→ **WRITTEN EXERCISE**
Look through the listing and locate every line containing the word "reisefuehrer"; copy those lines.
-- START DATA PROVIDED --
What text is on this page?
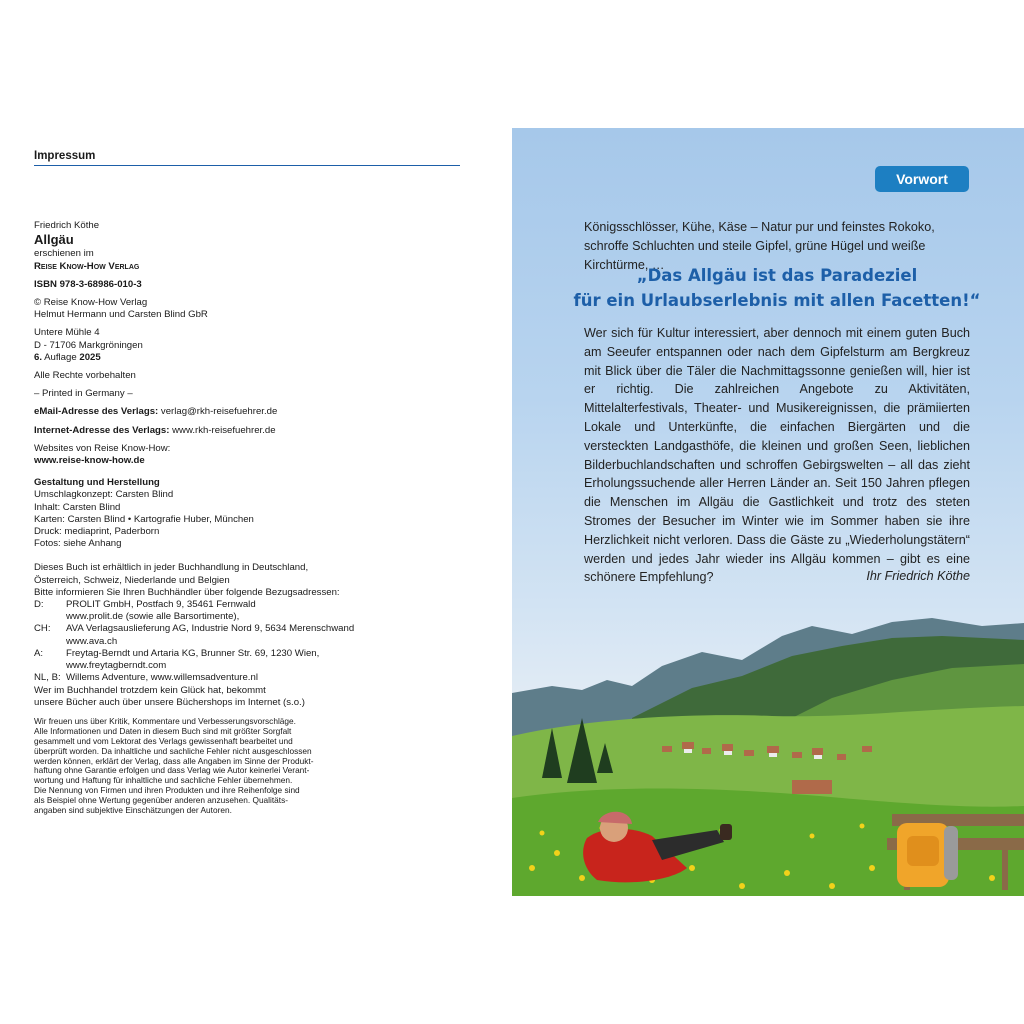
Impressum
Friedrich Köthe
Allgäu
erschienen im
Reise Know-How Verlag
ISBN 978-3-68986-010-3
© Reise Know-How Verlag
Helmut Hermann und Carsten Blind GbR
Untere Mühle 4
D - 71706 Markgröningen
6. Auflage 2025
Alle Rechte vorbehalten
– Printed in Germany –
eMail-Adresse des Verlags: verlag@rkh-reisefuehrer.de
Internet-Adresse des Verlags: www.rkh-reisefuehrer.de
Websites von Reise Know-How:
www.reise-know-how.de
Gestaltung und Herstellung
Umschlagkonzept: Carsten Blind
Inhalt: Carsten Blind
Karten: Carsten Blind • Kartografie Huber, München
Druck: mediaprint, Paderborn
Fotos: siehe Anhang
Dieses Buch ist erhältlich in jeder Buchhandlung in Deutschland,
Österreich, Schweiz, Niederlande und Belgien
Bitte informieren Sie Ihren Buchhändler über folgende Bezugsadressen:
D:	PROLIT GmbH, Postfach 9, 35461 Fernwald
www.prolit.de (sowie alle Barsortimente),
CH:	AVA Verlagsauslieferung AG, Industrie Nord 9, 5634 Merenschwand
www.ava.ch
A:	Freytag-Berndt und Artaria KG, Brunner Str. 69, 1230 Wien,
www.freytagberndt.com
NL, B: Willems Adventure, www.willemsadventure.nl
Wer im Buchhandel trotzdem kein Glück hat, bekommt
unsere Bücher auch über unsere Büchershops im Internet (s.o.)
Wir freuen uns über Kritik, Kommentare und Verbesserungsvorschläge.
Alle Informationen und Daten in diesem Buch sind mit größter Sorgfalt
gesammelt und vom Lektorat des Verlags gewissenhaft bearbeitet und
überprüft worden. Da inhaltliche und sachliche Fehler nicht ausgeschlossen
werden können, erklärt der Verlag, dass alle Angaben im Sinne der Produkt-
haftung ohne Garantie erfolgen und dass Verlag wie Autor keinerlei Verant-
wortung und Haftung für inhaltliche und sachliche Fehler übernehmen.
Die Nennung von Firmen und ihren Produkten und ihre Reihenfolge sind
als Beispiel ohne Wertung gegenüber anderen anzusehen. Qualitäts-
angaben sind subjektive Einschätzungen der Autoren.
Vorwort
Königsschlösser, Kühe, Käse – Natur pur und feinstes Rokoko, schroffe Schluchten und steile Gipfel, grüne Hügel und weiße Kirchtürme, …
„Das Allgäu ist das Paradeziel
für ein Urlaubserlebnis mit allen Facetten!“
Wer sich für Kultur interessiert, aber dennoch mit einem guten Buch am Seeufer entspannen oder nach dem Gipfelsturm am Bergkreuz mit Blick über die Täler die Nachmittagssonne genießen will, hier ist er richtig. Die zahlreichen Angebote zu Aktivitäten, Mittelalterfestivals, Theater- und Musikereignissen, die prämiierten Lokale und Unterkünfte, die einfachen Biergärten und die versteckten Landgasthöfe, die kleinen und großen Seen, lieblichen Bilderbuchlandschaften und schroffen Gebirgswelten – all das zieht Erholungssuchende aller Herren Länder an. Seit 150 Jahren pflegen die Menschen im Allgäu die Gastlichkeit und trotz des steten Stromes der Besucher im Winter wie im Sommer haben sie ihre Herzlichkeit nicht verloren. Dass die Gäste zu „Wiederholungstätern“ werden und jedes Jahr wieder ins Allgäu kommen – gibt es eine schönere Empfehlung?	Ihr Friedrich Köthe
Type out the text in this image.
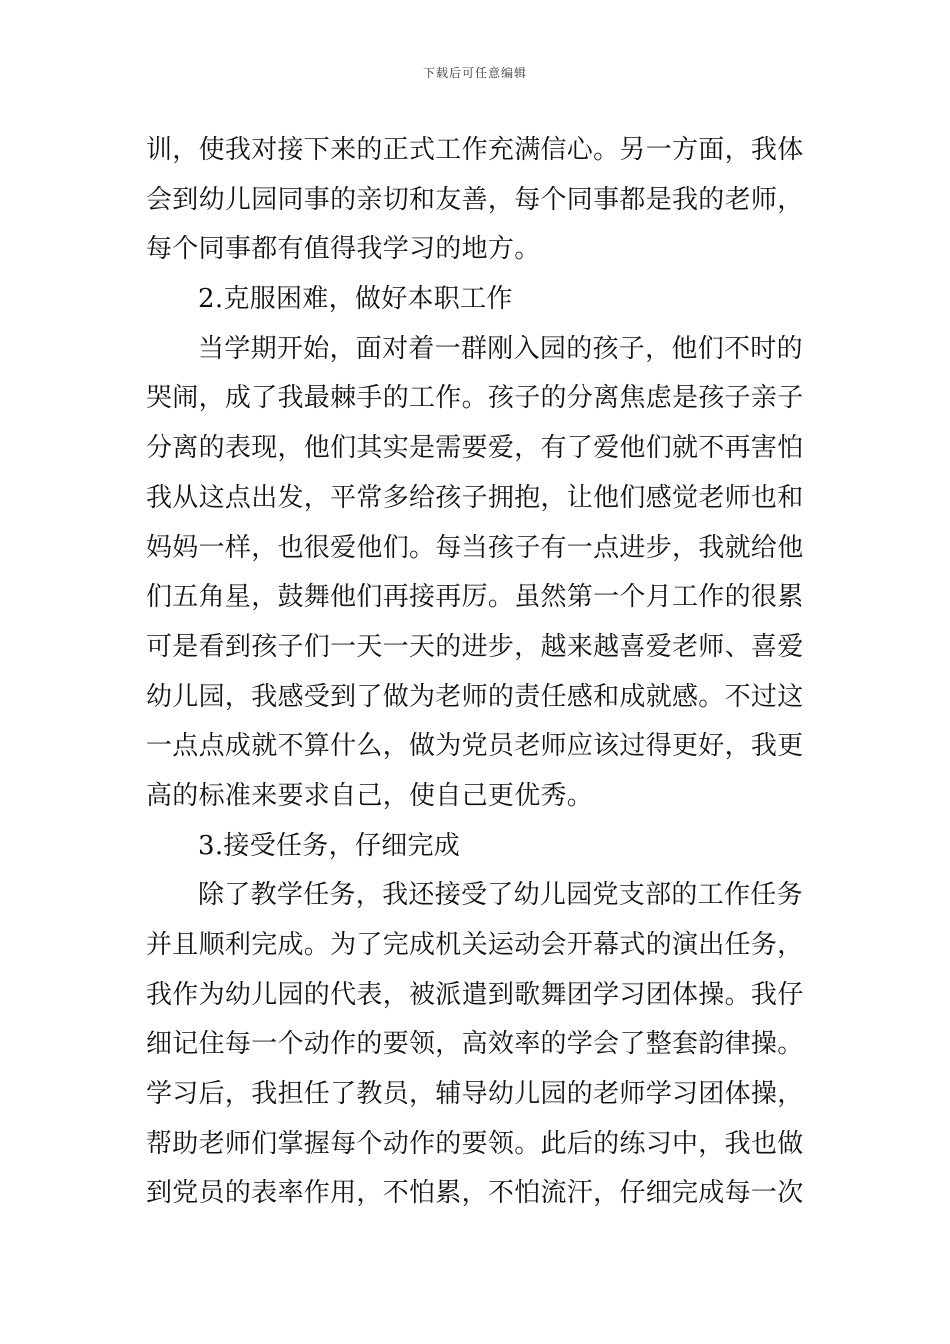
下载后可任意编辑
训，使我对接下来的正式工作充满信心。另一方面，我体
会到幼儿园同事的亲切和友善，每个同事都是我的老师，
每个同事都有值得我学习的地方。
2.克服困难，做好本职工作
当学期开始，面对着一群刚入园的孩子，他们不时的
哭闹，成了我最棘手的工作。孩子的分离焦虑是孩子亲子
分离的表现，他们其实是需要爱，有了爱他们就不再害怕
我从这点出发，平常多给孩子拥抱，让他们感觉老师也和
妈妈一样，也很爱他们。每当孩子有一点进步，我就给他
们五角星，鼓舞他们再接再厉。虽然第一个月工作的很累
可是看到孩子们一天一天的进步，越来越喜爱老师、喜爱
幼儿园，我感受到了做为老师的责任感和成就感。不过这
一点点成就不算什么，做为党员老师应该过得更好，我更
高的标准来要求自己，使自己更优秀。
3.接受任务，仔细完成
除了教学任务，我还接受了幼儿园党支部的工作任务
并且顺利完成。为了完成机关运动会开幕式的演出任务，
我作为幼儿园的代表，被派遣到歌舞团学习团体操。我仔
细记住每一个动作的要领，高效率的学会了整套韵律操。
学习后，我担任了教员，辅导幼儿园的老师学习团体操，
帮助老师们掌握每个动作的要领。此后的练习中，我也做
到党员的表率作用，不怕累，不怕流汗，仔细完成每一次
-- END DATA PROVIDED --
→ **EXERCISE ANSWER**
eMail-Adresse des Verlags: verlag@rkh-reisefuehrer.de
Internet-Adresse des Verlags: www.rkh-reisefuehrer.de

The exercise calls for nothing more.